PROVIDED INFORMATION start

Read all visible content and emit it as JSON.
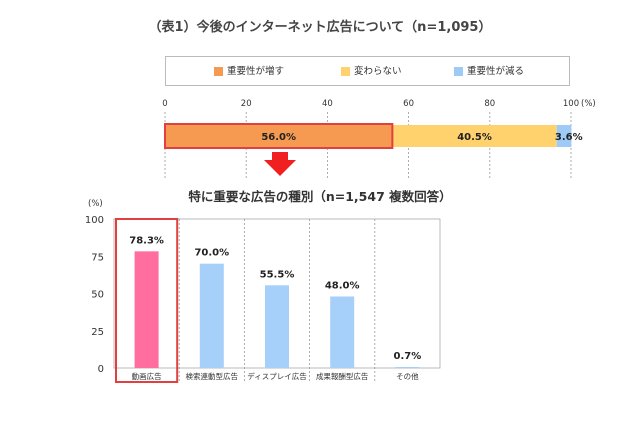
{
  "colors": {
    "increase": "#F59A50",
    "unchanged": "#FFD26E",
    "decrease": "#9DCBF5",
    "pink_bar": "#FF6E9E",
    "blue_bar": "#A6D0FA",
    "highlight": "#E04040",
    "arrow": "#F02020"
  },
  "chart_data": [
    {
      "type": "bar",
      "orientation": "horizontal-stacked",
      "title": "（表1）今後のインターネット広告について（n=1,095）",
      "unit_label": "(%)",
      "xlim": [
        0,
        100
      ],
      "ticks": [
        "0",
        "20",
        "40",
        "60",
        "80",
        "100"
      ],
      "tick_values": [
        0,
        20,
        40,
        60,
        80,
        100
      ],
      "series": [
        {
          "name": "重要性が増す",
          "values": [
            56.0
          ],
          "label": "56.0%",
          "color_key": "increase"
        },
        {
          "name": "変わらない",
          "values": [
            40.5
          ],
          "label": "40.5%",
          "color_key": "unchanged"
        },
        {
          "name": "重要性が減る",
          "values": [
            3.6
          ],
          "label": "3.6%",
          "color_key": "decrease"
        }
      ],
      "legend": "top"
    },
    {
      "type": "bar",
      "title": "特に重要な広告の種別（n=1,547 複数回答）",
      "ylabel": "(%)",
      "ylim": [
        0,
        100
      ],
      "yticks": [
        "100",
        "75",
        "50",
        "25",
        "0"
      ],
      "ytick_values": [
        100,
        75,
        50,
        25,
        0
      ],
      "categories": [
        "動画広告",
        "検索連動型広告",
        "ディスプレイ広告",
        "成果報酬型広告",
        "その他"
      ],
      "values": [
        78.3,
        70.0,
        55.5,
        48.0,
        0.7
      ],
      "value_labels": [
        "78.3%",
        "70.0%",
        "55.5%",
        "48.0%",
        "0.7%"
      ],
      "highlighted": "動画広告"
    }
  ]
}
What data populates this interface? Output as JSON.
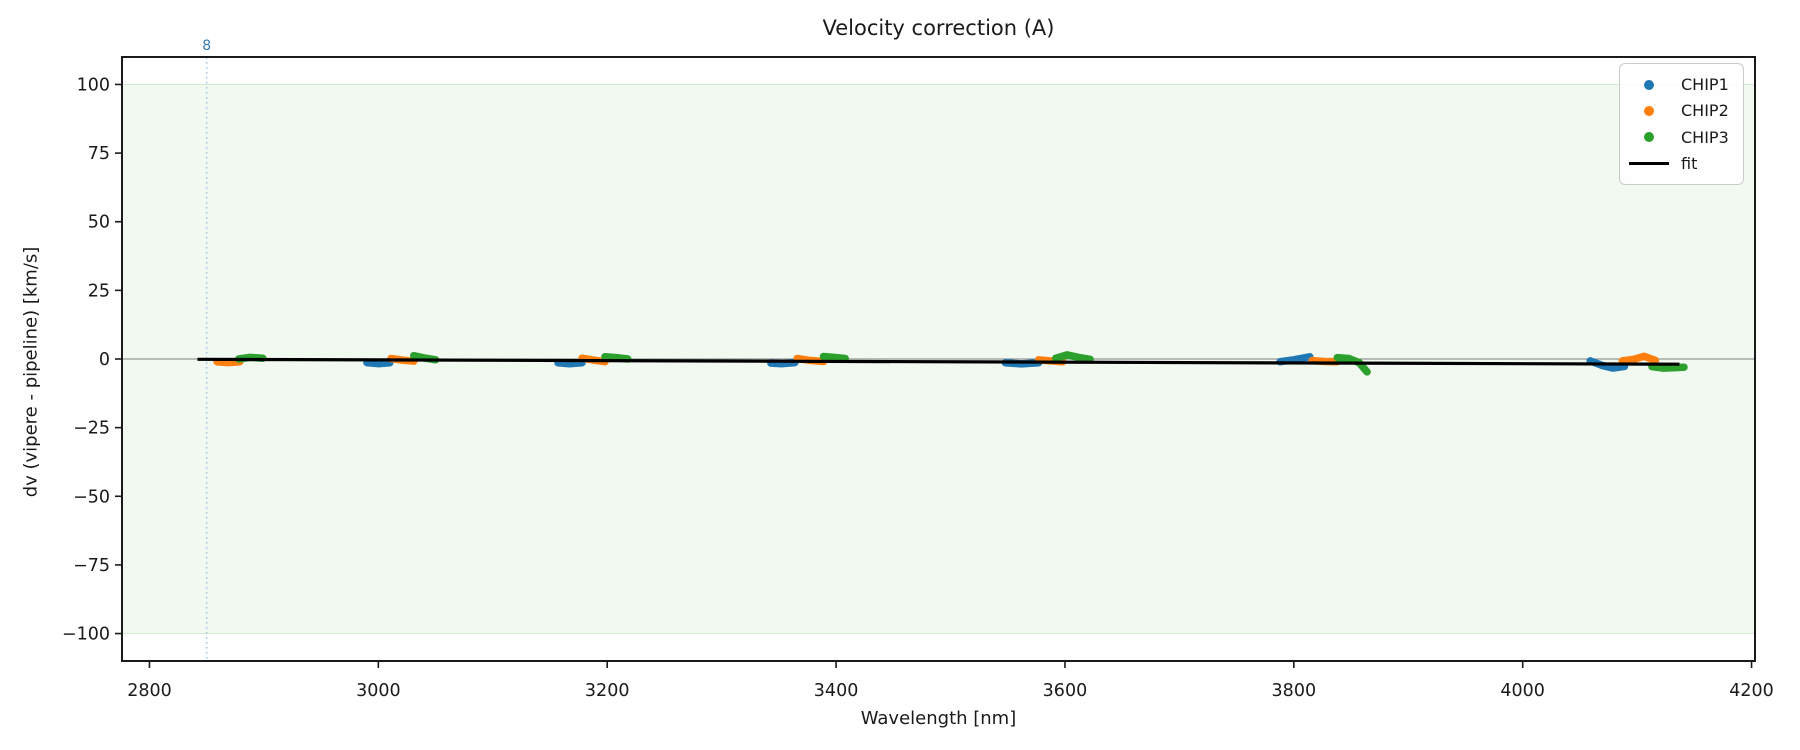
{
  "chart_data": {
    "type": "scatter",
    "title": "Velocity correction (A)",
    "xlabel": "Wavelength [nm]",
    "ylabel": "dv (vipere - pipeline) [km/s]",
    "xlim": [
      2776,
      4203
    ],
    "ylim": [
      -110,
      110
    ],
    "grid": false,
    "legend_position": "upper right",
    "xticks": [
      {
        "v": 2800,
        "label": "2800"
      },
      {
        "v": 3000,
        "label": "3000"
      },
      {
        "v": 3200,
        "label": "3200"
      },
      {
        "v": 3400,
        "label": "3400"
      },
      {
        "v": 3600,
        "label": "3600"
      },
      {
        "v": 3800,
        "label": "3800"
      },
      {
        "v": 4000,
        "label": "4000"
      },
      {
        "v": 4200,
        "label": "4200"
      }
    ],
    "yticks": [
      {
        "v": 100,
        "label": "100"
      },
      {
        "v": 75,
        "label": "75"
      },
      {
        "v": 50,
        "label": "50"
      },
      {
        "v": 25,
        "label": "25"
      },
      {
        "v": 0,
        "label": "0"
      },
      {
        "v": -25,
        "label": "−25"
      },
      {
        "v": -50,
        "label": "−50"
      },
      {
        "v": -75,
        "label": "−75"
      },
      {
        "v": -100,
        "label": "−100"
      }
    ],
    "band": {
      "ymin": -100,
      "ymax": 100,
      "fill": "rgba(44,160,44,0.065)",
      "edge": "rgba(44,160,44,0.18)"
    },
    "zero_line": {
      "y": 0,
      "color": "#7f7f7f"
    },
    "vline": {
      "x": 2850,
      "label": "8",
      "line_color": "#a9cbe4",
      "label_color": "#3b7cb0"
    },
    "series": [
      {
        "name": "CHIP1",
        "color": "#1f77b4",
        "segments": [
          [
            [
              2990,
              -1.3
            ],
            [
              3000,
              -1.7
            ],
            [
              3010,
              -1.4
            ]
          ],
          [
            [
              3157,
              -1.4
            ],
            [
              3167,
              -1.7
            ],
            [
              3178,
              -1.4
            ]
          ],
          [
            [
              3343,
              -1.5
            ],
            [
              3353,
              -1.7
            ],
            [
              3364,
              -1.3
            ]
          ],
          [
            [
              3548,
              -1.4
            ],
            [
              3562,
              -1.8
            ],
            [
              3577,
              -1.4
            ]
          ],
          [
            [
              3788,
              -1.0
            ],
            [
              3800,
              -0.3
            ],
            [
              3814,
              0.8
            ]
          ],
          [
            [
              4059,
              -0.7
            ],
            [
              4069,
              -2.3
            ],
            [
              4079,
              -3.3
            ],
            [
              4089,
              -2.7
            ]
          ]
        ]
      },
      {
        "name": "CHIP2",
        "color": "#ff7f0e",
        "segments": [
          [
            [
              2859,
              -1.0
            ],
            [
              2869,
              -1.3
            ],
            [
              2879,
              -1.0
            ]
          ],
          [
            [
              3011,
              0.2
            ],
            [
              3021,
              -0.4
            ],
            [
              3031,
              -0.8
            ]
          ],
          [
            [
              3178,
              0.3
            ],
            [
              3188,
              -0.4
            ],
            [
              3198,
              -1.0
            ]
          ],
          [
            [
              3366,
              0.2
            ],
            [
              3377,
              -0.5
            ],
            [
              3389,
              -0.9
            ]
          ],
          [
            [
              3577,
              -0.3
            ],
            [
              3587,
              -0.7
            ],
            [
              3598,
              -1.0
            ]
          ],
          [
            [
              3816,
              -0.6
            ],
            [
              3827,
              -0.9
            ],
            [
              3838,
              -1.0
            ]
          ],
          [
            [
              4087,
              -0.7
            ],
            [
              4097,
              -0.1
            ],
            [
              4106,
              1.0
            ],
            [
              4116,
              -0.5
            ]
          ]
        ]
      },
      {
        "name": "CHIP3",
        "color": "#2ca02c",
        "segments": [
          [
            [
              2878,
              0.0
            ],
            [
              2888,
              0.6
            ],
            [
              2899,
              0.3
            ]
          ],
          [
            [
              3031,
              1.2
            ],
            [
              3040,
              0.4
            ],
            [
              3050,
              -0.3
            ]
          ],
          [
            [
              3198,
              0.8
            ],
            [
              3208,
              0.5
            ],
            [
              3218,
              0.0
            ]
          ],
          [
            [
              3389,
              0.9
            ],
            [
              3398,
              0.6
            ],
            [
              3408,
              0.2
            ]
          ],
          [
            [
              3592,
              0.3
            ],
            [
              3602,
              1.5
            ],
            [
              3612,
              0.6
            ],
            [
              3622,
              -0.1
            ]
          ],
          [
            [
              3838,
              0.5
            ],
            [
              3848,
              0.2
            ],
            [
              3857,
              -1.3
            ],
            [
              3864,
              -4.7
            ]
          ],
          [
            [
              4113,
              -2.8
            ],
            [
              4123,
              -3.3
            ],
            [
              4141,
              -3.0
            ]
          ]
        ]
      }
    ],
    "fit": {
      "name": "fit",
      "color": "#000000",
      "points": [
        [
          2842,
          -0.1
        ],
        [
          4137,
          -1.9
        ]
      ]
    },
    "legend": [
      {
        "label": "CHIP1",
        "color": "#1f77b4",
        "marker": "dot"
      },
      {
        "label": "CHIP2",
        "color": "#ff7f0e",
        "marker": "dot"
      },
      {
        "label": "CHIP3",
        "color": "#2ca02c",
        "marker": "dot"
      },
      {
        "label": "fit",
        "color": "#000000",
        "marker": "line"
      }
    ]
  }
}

PROVIDED INFORMATION end
PROVIDED INFORMATION start

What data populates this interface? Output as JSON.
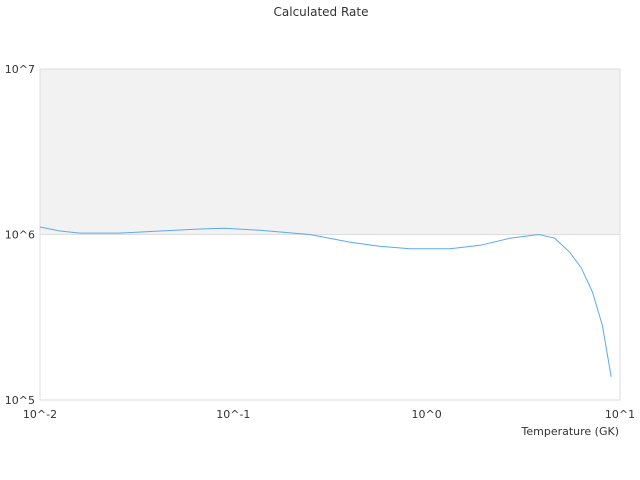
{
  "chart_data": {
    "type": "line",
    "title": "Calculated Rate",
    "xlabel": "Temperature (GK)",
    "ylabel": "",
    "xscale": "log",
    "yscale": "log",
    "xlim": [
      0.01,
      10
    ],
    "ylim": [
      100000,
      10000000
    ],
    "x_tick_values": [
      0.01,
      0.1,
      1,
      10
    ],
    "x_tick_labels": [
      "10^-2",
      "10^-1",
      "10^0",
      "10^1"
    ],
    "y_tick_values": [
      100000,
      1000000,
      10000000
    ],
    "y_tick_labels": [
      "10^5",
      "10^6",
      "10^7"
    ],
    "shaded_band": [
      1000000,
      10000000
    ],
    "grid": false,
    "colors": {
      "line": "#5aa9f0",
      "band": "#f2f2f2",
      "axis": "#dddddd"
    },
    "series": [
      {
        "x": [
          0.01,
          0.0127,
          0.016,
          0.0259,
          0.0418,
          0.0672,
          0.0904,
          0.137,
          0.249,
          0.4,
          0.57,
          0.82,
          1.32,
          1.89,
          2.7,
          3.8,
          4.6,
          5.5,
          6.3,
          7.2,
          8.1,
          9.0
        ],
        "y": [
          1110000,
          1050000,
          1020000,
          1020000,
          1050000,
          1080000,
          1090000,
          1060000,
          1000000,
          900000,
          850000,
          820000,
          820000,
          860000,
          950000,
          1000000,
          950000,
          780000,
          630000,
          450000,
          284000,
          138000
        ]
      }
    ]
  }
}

PROVIDED INFORMATION end
PROVIDED INFORMATION start

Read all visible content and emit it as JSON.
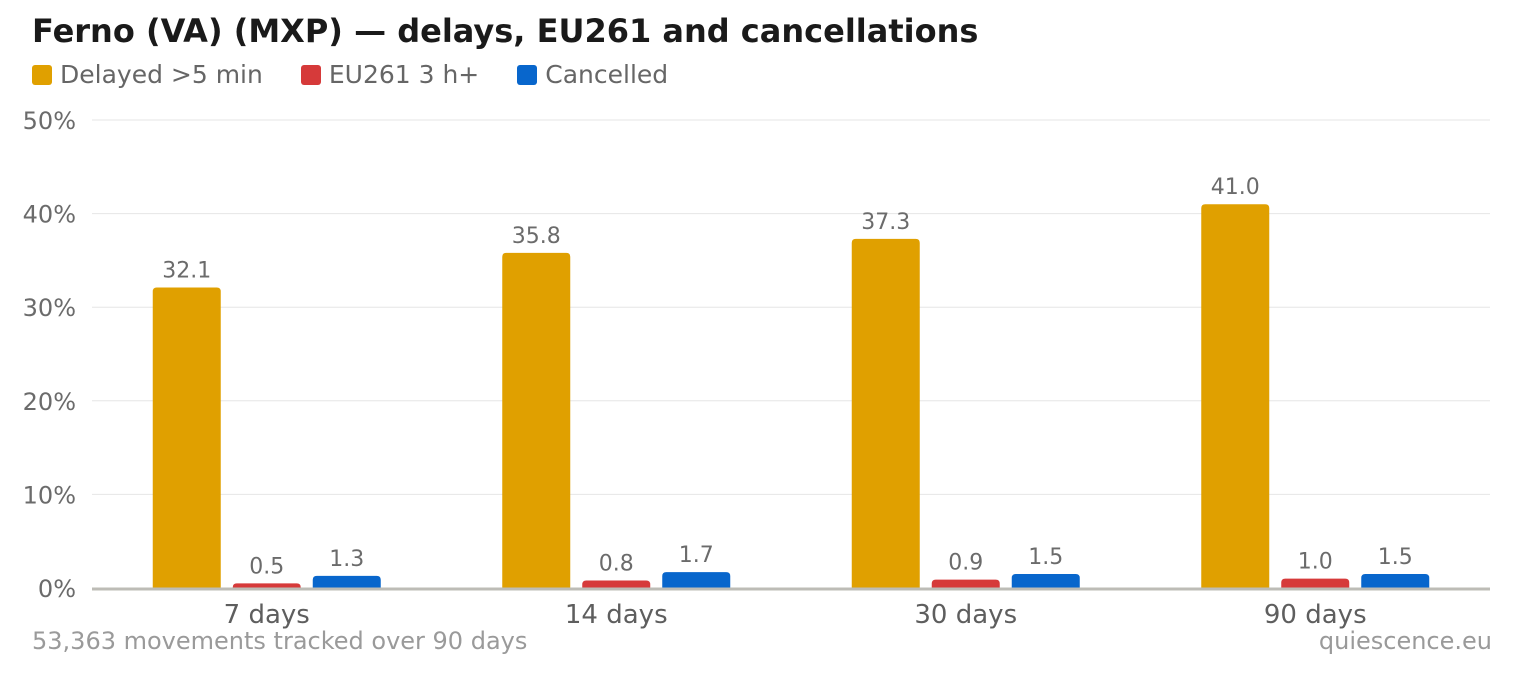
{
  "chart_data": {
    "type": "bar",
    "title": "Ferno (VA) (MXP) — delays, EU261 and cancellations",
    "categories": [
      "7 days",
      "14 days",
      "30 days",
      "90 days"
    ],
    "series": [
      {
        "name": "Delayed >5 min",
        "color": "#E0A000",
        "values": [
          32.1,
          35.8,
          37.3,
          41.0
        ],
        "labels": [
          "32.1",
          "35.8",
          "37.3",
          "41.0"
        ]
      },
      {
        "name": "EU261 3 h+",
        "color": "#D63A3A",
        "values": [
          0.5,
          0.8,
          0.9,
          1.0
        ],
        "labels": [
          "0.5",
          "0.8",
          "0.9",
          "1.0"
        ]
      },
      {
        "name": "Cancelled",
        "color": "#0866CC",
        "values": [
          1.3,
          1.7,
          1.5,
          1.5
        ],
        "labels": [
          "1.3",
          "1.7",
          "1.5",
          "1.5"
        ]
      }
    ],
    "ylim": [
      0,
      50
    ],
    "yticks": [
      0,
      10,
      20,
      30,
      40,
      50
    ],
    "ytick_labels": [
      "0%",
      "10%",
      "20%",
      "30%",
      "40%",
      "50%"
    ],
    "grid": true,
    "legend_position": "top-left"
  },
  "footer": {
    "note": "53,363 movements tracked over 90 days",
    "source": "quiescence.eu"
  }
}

PROVIDED INFORMATION end

**TASK INSTRUCTIONS**
Of the lines in this data, how many contain "increase"? Reply with only the number.

**COMPLETE OUTPUT**
2